(Dataset entries)
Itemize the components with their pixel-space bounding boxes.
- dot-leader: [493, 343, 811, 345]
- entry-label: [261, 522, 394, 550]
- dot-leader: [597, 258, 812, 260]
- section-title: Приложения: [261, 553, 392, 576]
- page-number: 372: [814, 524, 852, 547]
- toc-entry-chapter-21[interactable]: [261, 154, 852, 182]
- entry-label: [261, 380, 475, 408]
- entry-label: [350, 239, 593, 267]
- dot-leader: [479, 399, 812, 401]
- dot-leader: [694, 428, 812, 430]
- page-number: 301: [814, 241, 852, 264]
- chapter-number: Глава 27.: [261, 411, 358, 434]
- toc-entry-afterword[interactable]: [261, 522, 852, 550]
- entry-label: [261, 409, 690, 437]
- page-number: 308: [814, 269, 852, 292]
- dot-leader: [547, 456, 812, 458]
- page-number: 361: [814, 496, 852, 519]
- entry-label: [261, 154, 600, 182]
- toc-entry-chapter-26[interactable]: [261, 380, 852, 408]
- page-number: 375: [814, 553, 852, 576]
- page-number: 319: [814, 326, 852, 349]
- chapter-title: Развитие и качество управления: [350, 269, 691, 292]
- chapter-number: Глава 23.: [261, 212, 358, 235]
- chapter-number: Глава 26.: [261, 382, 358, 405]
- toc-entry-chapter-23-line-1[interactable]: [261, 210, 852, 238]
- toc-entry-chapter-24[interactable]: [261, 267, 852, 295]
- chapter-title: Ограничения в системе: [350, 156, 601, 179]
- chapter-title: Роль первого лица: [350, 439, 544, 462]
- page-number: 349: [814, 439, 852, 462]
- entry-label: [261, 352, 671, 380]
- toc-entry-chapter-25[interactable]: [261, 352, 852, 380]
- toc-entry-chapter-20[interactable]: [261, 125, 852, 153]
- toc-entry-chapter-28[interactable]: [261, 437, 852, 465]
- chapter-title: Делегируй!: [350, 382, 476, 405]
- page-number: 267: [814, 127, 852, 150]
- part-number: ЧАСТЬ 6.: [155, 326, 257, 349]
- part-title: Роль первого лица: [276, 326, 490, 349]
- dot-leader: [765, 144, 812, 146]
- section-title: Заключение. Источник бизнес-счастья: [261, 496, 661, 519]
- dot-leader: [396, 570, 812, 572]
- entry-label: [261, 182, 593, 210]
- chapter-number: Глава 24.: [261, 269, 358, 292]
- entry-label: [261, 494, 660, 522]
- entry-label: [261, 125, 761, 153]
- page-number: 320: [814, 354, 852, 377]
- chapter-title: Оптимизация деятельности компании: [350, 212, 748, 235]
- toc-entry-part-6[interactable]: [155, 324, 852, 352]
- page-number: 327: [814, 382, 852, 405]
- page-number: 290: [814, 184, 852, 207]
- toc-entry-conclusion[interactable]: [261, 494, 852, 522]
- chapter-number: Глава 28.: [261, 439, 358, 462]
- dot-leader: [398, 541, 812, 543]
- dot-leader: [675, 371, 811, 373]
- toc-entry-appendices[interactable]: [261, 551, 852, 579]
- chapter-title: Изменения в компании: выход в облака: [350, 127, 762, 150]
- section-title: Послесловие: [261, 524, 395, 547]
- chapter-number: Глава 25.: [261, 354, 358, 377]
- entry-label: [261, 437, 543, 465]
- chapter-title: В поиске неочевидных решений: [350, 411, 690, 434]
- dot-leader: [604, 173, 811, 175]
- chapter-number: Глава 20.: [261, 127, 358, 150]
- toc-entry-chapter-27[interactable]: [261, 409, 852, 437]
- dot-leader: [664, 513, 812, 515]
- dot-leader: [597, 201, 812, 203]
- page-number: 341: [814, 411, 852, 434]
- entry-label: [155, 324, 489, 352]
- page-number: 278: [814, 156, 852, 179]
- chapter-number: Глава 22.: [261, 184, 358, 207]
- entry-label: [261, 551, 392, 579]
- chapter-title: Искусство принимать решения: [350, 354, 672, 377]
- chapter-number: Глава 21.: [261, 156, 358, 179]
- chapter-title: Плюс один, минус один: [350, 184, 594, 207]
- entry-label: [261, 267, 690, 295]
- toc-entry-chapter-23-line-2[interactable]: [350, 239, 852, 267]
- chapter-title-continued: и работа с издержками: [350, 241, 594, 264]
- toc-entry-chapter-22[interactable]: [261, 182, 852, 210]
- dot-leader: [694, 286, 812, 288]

→ **Exercise**: Copy these lines out word for word, covering every one of the entries above.

→ **Written solution**:
Itemize the components with their pixel-space bounding boxes.
- dot-leader: [493, 343, 811, 345]
- entry-label: [261, 522, 394, 550]
- dot-leader: [597, 258, 812, 260]
- section-title: Приложения: [261, 553, 392, 576]
- page-number: 372: [814, 524, 852, 547]
- toc-entry-chapter-21[interactable]: [261, 154, 852, 182]
- entry-label: [261, 380, 475, 408]
- entry-label: [350, 239, 593, 267]
- dot-leader: [479, 399, 812, 401]
- dot-leader: [694, 428, 812, 430]
- page-number: 301: [814, 241, 852, 264]
- chapter-number: Глава 27.: [261, 411, 358, 434]
- toc-entry-afterword[interactable]: [261, 522, 852, 550]
- entry-label: [261, 409, 690, 437]
- page-number: 308: [814, 269, 852, 292]
- dot-leader: [547, 456, 812, 458]
- page-number: 361: [814, 496, 852, 519]
- entry-label: [261, 154, 600, 182]
- toc-entry-chapter-26[interactable]: [261, 380, 852, 408]
- page-number: 375: [814, 553, 852, 576]
- page-number: 319: [814, 326, 852, 349]
- chapter-title: Развитие и качество управления: [350, 269, 691, 292]
- chapter-number: Глава 23.: [261, 212, 358, 235]
- chapter-number: Глава 26.: [261, 382, 358, 405]
- toc-entry-chapter-23-line-1[interactable]: [261, 210, 852, 238]
- toc-entry-chapter-24[interactable]: [261, 267, 852, 295]
- chapter-title: Ограничения в системе: [350, 156, 601, 179]
- chapter-title: Роль первого лица: [350, 439, 544, 462]
- page-number: 349: [814, 439, 852, 462]
- entry-label: [261, 352, 671, 380]
- toc-entry-chapter-25[interactable]: [261, 352, 852, 380]
- toc-entry-chapter-20[interactable]: [261, 125, 852, 153]
- toc-entry-chapter-28[interactable]: [261, 437, 852, 465]
- chapter-title: Делегируй!: [350, 382, 476, 405]
- page-number: 267: [814, 127, 852, 150]
- part-number: ЧАСТЬ 6.: [155, 326, 257, 349]
- part-title: Роль первого лица: [276, 326, 490, 349]
- dot-leader: [765, 144, 812, 146]
- section-title: Заключение. Источник бизнес-счастья: [261, 496, 661, 519]
- dot-leader: [396, 570, 812, 572]
- entry-label: [261, 182, 593, 210]
- chapter-number: Глава 24.: [261, 269, 358, 292]
- entry-label: [261, 494, 660, 522]
- entry-label: [261, 125, 761, 153]
- page-number: 320: [814, 354, 852, 377]
- chapter-title: Оптимизация деятельности компании: [350, 212, 748, 235]
- toc-entry-part-6[interactable]: [155, 324, 852, 352]
- page-number: 327: [814, 382, 852, 405]
- page-number: 290: [814, 184, 852, 207]
- toc-entry-conclusion[interactable]: [261, 494, 852, 522]
- chapter-number: Глава 28.: [261, 439, 358, 462]
- dot-leader: [398, 541, 812, 543]
- dot-leader: [675, 371, 811, 373]
- toc-entry-appendices[interactable]: [261, 551, 852, 579]
- chapter-title: Изменения в компании: выход в облака: [350, 127, 762, 150]
- section-title: Послесловие: [261, 524, 395, 547]
- chapter-number: Глава 25.: [261, 354, 358, 377]
- entry-label: [261, 437, 543, 465]
- chapter-title: В поиске неочевидных решений: [350, 411, 690, 434]
- dot-leader: [604, 173, 811, 175]
- chapter-number: Глава 20.: [261, 127, 358, 150]
- toc-entry-chapter-27[interactable]: [261, 409, 852, 437]
- dot-leader: [664, 513, 812, 515]
- dot-leader: [597, 201, 812, 203]
- page-number: 341: [814, 411, 852, 434]
- entry-label: [155, 324, 489, 352]
- page-number: 278: [814, 156, 852, 179]
- chapter-number: Глава 22.: [261, 184, 358, 207]
- entry-label: [261, 551, 392, 579]
- chapter-title: Искусство принимать решения: [350, 354, 672, 377]
- chapter-number: Глава 21.: [261, 156, 358, 179]
- chapter-title: Плюс один, минус один: [350, 184, 594, 207]
- entry-label: [261, 267, 690, 295]
- toc-entry-chapter-23-line-2[interactable]: [350, 239, 852, 267]
- chapter-title-continued: и работа с издержками: [350, 241, 594, 264]
- toc-entry-chapter-22[interactable]: [261, 182, 852, 210]
- dot-leader: [694, 286, 812, 288]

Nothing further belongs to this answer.